== Instructions for the task ==
Your task is to repeat all of the material exactly.

****************

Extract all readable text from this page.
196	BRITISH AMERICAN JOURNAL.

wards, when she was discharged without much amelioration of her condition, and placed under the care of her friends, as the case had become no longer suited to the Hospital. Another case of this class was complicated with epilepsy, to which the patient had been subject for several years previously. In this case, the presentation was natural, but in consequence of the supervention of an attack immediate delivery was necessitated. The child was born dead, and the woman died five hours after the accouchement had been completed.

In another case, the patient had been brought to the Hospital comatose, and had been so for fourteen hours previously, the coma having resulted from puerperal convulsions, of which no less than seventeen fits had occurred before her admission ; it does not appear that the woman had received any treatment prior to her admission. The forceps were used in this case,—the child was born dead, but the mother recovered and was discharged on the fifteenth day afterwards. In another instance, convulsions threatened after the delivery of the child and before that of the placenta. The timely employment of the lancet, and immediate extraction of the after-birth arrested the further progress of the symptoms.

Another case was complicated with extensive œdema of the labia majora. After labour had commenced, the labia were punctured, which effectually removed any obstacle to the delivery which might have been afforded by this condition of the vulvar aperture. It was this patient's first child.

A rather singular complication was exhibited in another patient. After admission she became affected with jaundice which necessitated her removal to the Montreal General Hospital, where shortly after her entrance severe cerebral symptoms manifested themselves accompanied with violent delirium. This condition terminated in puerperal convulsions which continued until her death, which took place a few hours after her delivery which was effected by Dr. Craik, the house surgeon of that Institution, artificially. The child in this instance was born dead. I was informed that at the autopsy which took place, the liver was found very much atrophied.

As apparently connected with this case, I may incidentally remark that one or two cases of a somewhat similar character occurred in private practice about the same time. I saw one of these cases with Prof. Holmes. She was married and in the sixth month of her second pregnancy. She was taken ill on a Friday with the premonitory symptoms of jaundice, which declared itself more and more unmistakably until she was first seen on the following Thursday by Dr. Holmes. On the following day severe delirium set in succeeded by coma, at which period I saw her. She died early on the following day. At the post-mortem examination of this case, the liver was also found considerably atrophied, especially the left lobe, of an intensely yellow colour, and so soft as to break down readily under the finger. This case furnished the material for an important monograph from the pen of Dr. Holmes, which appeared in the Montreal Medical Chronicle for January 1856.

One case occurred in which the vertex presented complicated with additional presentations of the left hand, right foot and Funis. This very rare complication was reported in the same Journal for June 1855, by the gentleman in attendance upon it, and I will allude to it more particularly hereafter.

****************

== Response below ==
Extract all readable text from this page.
196	BRITISH AMERICAN JOURNAL.

wards, when she was discharged without much amelioration of her condition, and placed under the care of her friends, as the case had become no longer suited to the Hospital. Another case of this class was complicated with epilepsy, to which the patient had been subject for several years previously. In this case, the presentation was natural, but in consequence of the supervention of an attack immediate delivery was necessitated. The child was born dead, and the woman died five hours after the accouchement had been completed.

In another case, the patient had been brought to the Hospital comatose, and had been so for fourteen hours previously, the coma having resulted from puerperal convulsions, of which no less than seventeen fits had occurred before her admission ; it does not appear that the woman had received any treatment prior to her admission. The forceps were used in this case,—the child was born dead, but the mother recovered and was discharged on the fifteenth day afterwards. In another instance, convulsions threatened after the delivery of the child and before that of the placenta. The timely employment of the lancet, and immediate extraction of the after-birth arrested the further progress of the symptoms.

Another case was complicated with extensive œdema of the labia majora. After labour had commenced, the labia were punctured, which effectually removed any obstacle to the delivery which might have been afforded by this condition of the vulvar aperture. It was this patient's first child.

A rather singular complication was exhibited in another patient. After admission she became affected with jaundice which necessitated her removal to the Montreal General Hospital, where shortly after her entrance severe cerebral symptoms manifested themselves accompanied with violent delirium. This condition terminated in puerperal convulsions which continued until her death, which took place a few hours after her delivery which was effected by Dr. Craik, the house surgeon of that Institution, artificially. The child in this instance was born dead. I was informed that at the autopsy which took place, the liver was found very much atrophied.

As apparently connected with this case, I may incidentally remark that one or two cases of a somewhat similar character occurred in private practice about the same time. I saw one of these cases with Prof. Holmes. She was married and in the sixth month of her second pregnancy. She was taken ill on a Friday with the premonitory symptoms of jaundice, which declared itself more and more unmistakably until she was first seen on the following Thursday by Dr. Holmes. On the following day severe delirium set in succeeded by coma, at which period I saw her. She died early on the following day. At the post-mortem examination of this case, the liver was also found considerably atrophied, especially the left lobe, of an intensely yellow colour, and so soft as to break down readily under the finger. This case furnished the material for an important monograph from the pen of Dr. Holmes, which appeared in the Montreal Medical Chronicle for January 1856.

One case occurred in which the vertex presented complicated with additional presentations of the left hand, right foot and Funis. This very rare complication was reported in the same Journal for June 1855, by the gentleman in attendance upon it, and I will allude to it more particularly hereafter.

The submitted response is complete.